Word for word, copy all the data and drop the pictures.

......

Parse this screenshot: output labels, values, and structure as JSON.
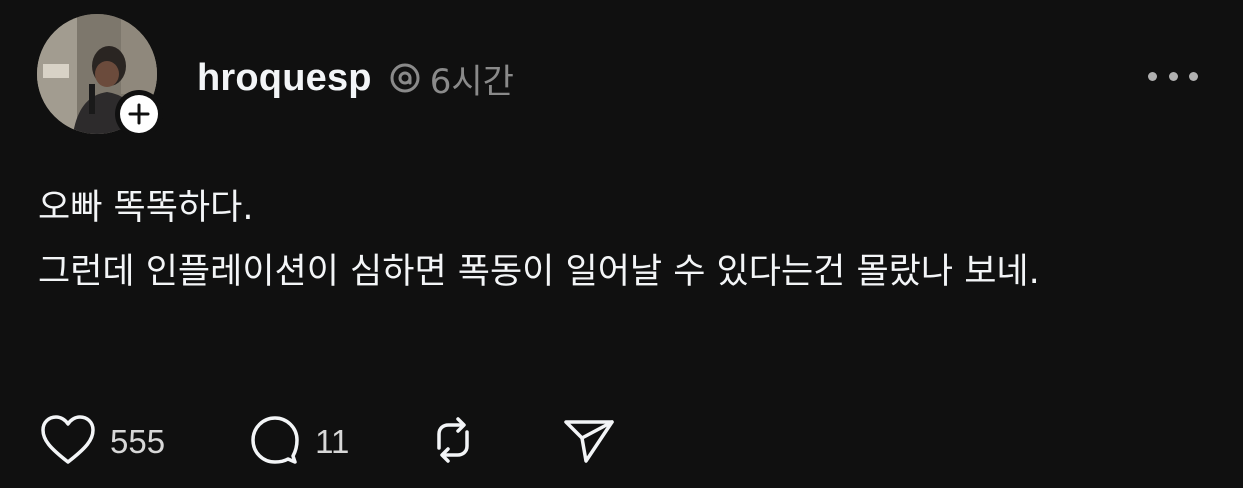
{
  "post": {
    "username": "hroquesp",
    "time": "6시간",
    "body_lines": [
      "오빠 똑똑하다.",
      "그런데 인플레이션이 심하면 폭동이 일어날 수 있다는건 몰랐나 보네."
    ],
    "like_count": "555",
    "reply_count": "11"
  },
  "icons": {
    "follow": "plus-icon",
    "threads": "threads-icon",
    "more": "more-horizontal-icon",
    "like": "heart-icon",
    "reply": "comment-icon",
    "repost": "repost-icon",
    "share": "send-icon"
  },
  "colors": {
    "background": "#101010",
    "text": "#f3f5f7",
    "muted": "#8a8a8a"
  }
}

......

=== Reply ===
Parse this screenshot: output labels, values, and structure as JSON.
{
  "post": {
    "username": "hroquesp",
    "time": "6시간",
    "body_lines": [
      "오빠 똑똑하다.",
      "그런데 인플레이션이 심하면 폭동이 일어날 수 있다는건 몰랐나 보네."
    ],
    "like_count": "555",
    "reply_count": "11"
  },
  "icons": {
    "follow": "plus-icon",
    "threads": "threads-icon",
    "more": "more-horizontal-icon",
    "like": "heart-icon",
    "reply": "comment-icon",
    "repost": "repost-icon",
    "share": "send-icon"
  },
  "colors": {
    "background": "#101010",
    "text": "#f3f5f7",
    "muted": "#8a8a8a"
  }
}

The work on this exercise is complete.